_What is expected_
In the data below, find every line with the string "into" and pull it out.

Records from a collection
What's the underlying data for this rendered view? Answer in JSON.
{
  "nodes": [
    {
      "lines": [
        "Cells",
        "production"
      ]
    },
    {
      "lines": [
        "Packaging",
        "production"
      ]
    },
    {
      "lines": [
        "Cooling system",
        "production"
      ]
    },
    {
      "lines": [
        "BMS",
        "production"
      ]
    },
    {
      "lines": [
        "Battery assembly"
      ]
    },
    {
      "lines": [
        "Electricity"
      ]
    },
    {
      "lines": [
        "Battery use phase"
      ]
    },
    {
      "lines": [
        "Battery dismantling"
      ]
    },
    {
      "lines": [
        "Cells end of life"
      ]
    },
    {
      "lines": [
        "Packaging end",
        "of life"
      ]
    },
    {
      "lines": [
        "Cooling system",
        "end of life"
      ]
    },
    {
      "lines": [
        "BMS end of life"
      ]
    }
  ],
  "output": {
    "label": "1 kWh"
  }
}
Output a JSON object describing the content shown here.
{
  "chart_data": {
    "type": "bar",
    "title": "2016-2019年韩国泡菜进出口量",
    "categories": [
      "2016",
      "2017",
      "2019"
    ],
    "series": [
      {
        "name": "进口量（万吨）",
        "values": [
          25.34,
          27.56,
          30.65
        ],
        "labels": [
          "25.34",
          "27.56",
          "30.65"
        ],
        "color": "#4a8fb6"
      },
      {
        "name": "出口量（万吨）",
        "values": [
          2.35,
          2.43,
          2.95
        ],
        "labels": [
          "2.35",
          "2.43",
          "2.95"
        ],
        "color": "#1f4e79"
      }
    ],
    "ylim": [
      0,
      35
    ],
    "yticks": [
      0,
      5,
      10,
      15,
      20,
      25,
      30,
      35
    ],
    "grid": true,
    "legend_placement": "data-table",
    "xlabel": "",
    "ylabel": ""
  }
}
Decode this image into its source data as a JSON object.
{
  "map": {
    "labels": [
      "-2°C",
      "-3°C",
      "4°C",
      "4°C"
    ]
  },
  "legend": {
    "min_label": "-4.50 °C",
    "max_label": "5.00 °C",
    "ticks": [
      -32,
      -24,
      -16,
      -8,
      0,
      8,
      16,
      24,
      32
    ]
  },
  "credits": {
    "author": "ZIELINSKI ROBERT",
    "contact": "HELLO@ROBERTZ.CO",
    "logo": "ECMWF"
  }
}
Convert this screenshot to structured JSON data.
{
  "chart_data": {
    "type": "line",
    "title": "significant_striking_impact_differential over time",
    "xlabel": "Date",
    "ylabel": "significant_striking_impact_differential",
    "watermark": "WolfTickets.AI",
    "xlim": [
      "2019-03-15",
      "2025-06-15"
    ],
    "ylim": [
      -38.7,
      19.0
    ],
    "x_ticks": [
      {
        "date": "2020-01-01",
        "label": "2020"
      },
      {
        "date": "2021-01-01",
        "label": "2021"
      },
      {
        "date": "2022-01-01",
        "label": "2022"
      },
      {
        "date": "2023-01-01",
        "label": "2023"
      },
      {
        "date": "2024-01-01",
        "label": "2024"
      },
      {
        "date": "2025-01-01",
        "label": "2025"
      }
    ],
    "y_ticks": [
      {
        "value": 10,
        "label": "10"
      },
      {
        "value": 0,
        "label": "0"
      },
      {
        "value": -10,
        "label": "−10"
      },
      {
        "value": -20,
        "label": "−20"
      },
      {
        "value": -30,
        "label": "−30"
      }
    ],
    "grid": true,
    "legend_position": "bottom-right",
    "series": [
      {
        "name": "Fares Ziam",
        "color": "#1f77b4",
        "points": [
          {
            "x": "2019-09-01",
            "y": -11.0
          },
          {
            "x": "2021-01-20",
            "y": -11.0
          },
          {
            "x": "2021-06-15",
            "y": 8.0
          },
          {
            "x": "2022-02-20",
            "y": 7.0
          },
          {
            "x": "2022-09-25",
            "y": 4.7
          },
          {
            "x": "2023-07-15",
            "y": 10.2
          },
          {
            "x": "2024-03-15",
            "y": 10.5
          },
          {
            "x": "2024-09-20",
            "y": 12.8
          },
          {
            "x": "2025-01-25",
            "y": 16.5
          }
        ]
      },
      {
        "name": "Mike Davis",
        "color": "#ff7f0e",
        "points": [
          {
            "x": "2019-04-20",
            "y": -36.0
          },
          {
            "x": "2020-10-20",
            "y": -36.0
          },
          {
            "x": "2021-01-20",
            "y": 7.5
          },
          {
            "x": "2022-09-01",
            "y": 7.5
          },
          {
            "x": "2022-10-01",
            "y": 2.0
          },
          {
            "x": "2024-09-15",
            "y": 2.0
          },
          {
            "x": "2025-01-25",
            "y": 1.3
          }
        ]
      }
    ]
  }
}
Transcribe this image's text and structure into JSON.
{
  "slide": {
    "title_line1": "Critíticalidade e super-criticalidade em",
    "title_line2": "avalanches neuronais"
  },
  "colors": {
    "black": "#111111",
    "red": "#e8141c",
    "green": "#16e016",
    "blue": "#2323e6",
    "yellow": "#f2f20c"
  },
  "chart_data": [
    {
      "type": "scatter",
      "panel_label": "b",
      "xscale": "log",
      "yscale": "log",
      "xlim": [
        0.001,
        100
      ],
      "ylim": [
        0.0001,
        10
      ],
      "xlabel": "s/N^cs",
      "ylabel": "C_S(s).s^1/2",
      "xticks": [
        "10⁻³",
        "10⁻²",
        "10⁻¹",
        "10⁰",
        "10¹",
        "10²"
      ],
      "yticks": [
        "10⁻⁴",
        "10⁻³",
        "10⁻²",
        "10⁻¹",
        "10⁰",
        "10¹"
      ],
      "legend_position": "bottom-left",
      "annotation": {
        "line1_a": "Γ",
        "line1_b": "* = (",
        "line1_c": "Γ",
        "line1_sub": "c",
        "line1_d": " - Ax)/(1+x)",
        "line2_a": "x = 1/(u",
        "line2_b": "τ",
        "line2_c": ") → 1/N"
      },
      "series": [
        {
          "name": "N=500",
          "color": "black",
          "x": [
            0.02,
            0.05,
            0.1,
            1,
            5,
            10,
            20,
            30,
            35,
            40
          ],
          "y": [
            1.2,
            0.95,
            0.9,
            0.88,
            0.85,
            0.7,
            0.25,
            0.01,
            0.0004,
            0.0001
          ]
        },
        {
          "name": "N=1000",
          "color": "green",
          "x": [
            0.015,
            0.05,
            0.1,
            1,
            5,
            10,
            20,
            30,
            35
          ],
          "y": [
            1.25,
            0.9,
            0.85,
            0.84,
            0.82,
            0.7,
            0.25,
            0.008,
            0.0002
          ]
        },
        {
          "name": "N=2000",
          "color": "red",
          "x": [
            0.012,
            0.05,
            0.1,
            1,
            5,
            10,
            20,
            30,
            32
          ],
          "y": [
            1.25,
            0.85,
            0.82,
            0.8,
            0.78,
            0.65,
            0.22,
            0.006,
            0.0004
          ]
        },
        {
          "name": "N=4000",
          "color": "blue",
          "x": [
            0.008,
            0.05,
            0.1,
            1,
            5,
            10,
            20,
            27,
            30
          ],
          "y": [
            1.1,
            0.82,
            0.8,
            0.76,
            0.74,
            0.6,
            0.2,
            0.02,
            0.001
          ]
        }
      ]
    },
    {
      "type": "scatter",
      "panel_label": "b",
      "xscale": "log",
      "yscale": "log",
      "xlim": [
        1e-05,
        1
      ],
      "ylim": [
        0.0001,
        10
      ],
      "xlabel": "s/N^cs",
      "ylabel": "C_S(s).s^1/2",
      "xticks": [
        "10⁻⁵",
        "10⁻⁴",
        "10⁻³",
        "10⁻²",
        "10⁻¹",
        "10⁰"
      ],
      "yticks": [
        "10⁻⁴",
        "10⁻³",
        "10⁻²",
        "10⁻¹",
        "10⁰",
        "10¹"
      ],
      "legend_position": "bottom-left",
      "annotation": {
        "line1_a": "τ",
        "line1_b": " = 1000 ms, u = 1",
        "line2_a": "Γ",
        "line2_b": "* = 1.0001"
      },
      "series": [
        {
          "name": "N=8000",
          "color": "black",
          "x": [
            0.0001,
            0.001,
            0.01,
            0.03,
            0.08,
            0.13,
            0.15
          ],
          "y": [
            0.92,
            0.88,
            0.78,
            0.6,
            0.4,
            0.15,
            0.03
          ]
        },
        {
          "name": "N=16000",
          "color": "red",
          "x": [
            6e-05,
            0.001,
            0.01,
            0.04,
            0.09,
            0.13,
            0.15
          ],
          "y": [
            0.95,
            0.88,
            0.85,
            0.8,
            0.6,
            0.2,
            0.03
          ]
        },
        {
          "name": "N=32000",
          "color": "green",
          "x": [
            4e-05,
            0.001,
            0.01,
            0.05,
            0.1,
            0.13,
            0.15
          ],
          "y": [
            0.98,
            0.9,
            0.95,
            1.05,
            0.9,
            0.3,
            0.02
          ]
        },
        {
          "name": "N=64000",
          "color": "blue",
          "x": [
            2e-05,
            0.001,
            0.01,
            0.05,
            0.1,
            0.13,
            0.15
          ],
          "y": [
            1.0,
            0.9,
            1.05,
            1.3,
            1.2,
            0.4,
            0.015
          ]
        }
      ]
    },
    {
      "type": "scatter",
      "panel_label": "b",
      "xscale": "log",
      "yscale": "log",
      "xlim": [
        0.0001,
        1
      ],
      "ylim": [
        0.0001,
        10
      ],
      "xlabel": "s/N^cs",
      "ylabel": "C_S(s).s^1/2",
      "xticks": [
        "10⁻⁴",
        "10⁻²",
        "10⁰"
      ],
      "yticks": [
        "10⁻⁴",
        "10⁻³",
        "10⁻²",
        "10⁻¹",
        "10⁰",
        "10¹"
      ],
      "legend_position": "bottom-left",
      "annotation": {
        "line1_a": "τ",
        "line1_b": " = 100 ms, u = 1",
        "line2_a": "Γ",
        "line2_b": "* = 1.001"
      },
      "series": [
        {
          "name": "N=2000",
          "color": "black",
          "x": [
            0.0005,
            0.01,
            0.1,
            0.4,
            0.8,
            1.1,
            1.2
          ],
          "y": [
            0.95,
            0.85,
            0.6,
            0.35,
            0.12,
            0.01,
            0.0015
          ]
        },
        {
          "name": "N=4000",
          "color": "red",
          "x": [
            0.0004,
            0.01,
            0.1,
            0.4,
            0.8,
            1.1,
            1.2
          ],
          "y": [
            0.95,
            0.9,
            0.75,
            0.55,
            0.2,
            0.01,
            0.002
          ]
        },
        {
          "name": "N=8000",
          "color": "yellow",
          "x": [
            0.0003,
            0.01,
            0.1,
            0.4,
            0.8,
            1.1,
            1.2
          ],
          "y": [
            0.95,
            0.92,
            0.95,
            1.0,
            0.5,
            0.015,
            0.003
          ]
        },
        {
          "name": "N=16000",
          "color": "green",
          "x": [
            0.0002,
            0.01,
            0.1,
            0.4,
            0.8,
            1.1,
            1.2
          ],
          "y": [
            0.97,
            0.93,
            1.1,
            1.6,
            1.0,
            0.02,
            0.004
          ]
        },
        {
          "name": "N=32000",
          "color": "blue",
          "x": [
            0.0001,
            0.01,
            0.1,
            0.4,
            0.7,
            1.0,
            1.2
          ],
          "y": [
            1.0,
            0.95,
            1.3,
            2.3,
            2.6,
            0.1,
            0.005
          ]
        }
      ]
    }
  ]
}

_The answer_
Decode this image into its source data as a JSON object.
Transcribe this image's text and structure into JSON.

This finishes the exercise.